## BEGIN Dataset excerpts

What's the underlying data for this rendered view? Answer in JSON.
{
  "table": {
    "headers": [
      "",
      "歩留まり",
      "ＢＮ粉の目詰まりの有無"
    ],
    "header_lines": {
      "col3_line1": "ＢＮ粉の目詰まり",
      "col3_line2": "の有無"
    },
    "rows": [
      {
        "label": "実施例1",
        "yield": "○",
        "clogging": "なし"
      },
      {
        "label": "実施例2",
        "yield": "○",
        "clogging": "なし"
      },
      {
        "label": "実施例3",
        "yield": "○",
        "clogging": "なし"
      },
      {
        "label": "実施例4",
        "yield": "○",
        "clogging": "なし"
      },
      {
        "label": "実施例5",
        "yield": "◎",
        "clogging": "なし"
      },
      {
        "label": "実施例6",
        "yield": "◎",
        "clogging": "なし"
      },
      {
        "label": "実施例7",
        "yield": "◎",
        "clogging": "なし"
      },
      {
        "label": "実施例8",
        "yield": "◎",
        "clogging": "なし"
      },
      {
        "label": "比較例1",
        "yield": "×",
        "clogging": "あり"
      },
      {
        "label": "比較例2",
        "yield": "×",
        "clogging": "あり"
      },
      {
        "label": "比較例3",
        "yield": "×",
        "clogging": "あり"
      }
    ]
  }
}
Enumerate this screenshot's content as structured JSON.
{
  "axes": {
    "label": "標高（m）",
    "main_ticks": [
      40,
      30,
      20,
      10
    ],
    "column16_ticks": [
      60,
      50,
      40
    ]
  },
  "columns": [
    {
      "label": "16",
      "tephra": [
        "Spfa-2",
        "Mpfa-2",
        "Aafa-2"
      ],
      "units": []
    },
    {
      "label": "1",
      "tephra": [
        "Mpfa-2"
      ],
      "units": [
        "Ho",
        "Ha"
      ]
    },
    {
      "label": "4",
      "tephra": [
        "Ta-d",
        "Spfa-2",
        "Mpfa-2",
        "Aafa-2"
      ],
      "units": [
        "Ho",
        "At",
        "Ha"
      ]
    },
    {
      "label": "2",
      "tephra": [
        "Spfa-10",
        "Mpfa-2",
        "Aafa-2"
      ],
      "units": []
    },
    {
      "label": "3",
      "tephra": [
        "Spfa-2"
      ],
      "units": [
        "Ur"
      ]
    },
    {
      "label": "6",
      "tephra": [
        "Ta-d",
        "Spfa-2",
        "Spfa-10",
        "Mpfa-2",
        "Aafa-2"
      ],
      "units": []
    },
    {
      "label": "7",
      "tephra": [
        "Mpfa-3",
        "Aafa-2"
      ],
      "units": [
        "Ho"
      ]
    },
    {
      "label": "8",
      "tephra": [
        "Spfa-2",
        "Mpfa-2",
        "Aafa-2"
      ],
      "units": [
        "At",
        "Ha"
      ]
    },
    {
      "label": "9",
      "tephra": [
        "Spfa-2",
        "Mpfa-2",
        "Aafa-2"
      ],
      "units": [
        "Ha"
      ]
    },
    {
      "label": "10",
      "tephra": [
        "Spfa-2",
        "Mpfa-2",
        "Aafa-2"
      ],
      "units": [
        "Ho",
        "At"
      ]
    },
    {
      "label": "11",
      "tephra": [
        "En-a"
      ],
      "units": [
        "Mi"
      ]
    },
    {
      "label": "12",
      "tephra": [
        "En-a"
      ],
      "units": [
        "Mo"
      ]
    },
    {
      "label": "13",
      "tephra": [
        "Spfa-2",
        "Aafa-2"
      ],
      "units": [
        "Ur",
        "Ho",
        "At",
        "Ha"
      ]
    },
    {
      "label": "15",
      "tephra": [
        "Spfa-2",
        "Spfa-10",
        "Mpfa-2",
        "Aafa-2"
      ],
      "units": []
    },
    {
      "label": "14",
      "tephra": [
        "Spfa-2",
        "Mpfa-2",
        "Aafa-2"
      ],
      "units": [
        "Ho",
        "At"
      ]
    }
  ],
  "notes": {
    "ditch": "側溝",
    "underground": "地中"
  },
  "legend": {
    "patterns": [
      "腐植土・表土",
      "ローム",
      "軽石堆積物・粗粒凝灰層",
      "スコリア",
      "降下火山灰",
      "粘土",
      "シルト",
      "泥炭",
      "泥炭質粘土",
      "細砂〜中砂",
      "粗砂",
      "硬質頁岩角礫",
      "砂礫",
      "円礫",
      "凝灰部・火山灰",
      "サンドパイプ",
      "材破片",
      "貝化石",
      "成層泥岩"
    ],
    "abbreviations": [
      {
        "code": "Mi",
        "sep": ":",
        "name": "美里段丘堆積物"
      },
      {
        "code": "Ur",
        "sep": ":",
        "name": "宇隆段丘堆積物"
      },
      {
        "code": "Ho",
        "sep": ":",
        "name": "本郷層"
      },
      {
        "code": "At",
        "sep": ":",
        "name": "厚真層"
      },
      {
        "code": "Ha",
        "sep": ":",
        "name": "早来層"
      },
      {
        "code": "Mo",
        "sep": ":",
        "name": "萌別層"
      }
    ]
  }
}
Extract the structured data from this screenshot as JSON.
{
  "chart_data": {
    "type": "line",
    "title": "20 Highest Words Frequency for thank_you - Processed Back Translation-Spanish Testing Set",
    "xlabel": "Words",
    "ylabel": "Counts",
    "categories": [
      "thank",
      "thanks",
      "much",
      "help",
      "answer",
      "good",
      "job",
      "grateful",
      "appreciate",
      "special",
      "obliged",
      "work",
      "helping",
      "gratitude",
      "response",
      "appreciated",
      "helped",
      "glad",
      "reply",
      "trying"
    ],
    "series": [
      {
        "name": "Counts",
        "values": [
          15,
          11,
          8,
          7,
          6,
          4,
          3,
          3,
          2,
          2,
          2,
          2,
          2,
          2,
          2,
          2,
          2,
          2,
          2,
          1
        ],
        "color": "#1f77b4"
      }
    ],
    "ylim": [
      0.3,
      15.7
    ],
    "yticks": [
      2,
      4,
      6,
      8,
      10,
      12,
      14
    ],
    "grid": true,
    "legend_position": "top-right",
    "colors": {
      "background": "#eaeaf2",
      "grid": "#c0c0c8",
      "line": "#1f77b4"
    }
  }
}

## END Dataset excerpts

• _What to work on_
Extract the listing in its entirety, matching it exactly.

• _Task solution_
What's the underlying data for this rendered view? Answer in JSON.
{
  "table": {
    "headers": [
      "",
      "歩留まり",
      "ＢＮ粉の目詰まりの有無"
    ],
    "header_lines": {
      "col3_line1": "ＢＮ粉の目詰まり",
      "col3_line2": "の有無"
    },
    "rows": [
      {
        "label": "実施例1",
        "yield": "○",
        "clogging": "なし"
      },
      {
        "label": "実施例2",
        "yield": "○",
        "clogging": "なし"
      },
      {
        "label": "実施例3",
        "yield": "○",
        "clogging": "なし"
      },
      {
        "label": "実施例4",
        "yield": "○",
        "clogging": "なし"
      },
      {
        "label": "実施例5",
        "yield": "◎",
        "clogging": "なし"
      },
      {
        "label": "実施例6",
        "yield": "◎",
        "clogging": "なし"
      },
      {
        "label": "実施例7",
        "yield": "◎",
        "clogging": "なし"
      },
      {
        "label": "実施例8",
        "yield": "◎",
        "clogging": "なし"
      },
      {
        "label": "比較例1",
        "yield": "×",
        "clogging": "あり"
      },
      {
        "label": "比較例2",
        "yield": "×",
        "clogging": "あり"
      },
      {
        "label": "比較例3",
        "yield": "×",
        "clogging": "あり"
      }
    ]
  }
}
Enumerate this screenshot's content as structured JSON.
{
  "axes": {
    "label": "標高（m）",
    "main_ticks": [
      40,
      30,
      20,
      10
    ],
    "column16_ticks": [
      60,
      50,
      40
    ]
  },
  "columns": [
    {
      "label": "16",
      "tephra": [
        "Spfa-2",
        "Mpfa-2",
        "Aafa-2"
      ],
      "units": []
    },
    {
      "label": "1",
      "tephra": [
        "Mpfa-2"
      ],
      "units": [
        "Ho",
        "Ha"
      ]
    },
    {
      "label": "4",
      "tephra": [
        "Ta-d",
        "Spfa-2",
        "Mpfa-2",
        "Aafa-2"
      ],
      "units": [
        "Ho",
        "At",
        "Ha"
      ]
    },
    {
      "label": "2",
      "tephra": [
        "Spfa-10",
        "Mpfa-2",
        "Aafa-2"
      ],
      "units": []
    },
    {
      "label": "3",
      "tephra": [
        "Spfa-2"
      ],
      "units": [
        "Ur"
      ]
    },
    {
      "label": "6",
      "tephra": [
        "Ta-d",
        "Spfa-2",
        "Spfa-10",
        "Mpfa-2",
        "Aafa-2"
      ],
      "units": []
    },
    {
      "label": "7",
      "tephra": [
        "Mpfa-3",
        "Aafa-2"
      ],
      "units": [
        "Ho"
      ]
    },
    {
      "label": "8",
      "tephra": [
        "Spfa-2",
        "Mpfa-2",
        "Aafa-2"
      ],
      "units": [
        "At",
        "Ha"
      ]
    },
    {
      "label": "9",
      "tephra": [
        "Spfa-2",
        "Mpfa-2",
        "Aafa-2"
      ],
      "units": [
        "Ha"
      ]
    },
    {
      "label": "10",
      "tephra": [
        "Spfa-2",
        "Mpfa-2",
        "Aafa-2"
      ],
      "units": [
        "Ho",
        "At"
      ]
    },
    {
      "label": "11",
      "tephra": [
        "En-a"
      ],
      "units": [
        "Mi"
      ]
    },
    {
      "label": "12",
      "tephra": [
        "En-a"
      ],
      "units": [
        "Mo"
      ]
    },
    {
      "label": "13",
      "tephra": [
        "Spfa-2",
        "Aafa-2"
      ],
      "units": [
        "Ur",
        "Ho",
        "At",
        "Ha"
      ]
    },
    {
      "label": "15",
      "tephra": [
        "Spfa-2",
        "Spfa-10",
        "Mpfa-2",
        "Aafa-2"
      ],
      "units": []
    },
    {
      "label": "14",
      "tephra": [
        "Spfa-2",
        "Mpfa-2",
        "Aafa-2"
      ],
      "units": [
        "Ho",
        "At"
      ]
    }
  ],
  "notes": {
    "ditch": "側溝",
    "underground": "地中"
  },
  "legend": {
    "patterns": [
      "腐植土・表土",
      "ローム",
      "軽石堆積物・粗粒凝灰層",
      "スコリア",
      "降下火山灰",
      "粘土",
      "シルト",
      "泥炭",
      "泥炭質粘土",
      "細砂〜中砂",
      "粗砂",
      "硬質頁岩角礫",
      "砂礫",
      "円礫",
      "凝灰部・火山灰",
      "サンドパイプ",
      "材破片",
      "貝化石",
      "成層泥岩"
    ],
    "abbreviations": [
      {
        "code": "Mi",
        "sep": ":",
        "name": "美里段丘堆積物"
      },
      {
        "code": "Ur",
        "sep": ":",
        "name": "宇隆段丘堆積物"
      },
      {
        "code": "Ho",
        "sep": ":",
        "name": "本郷層"
      },
      {
        "code": "At",
        "sep": ":",
        "name": "厚真層"
      },
      {
        "code": "Ha",
        "sep": ":",
        "name": "早来層"
      },
      {
        "code": "Mo",
        "sep": ":",
        "name": "萌別層"
      }
    ]
  }
}
Extract the structured data from this screenshot as JSON.
{
  "chart_data": {
    "type": "line",
    "title": "20 Highest Words Frequency for thank_you - Processed Back Translation-Spanish Testing Set",
    "xlabel": "Words",
    "ylabel": "Counts",
    "categories": [
      "thank",
      "thanks",
      "much",
      "help",
      "answer",
      "good",
      "job",
      "grateful",
      "appreciate",
      "special",
      "obliged",
      "work",
      "helping",
      "gratitude",
      "response",
      "appreciated",
      "helped",
      "glad",
      "reply",
      "trying"
    ],
    "series": [
      {
        "name": "Counts",
        "values": [
          15,
          11,
          8,
          7,
          6,
          4,
          3,
          3,
          2,
          2,
          2,
          2,
          2,
          2,
          2,
          2,
          2,
          2,
          2,
          1
        ],
        "color": "#1f77b4"
      }
    ],
    "ylim": [
      0.3,
      15.7
    ],
    "yticks": [
      2,
      4,
      6,
      8,
      10,
      12,
      14
    ],
    "grid": true,
    "legend_position": "top-right",
    "colors": {
      "background": "#eaeaf2",
      "grid": "#c0c0c8",
      "line": "#1f77b4"
    }
  }
}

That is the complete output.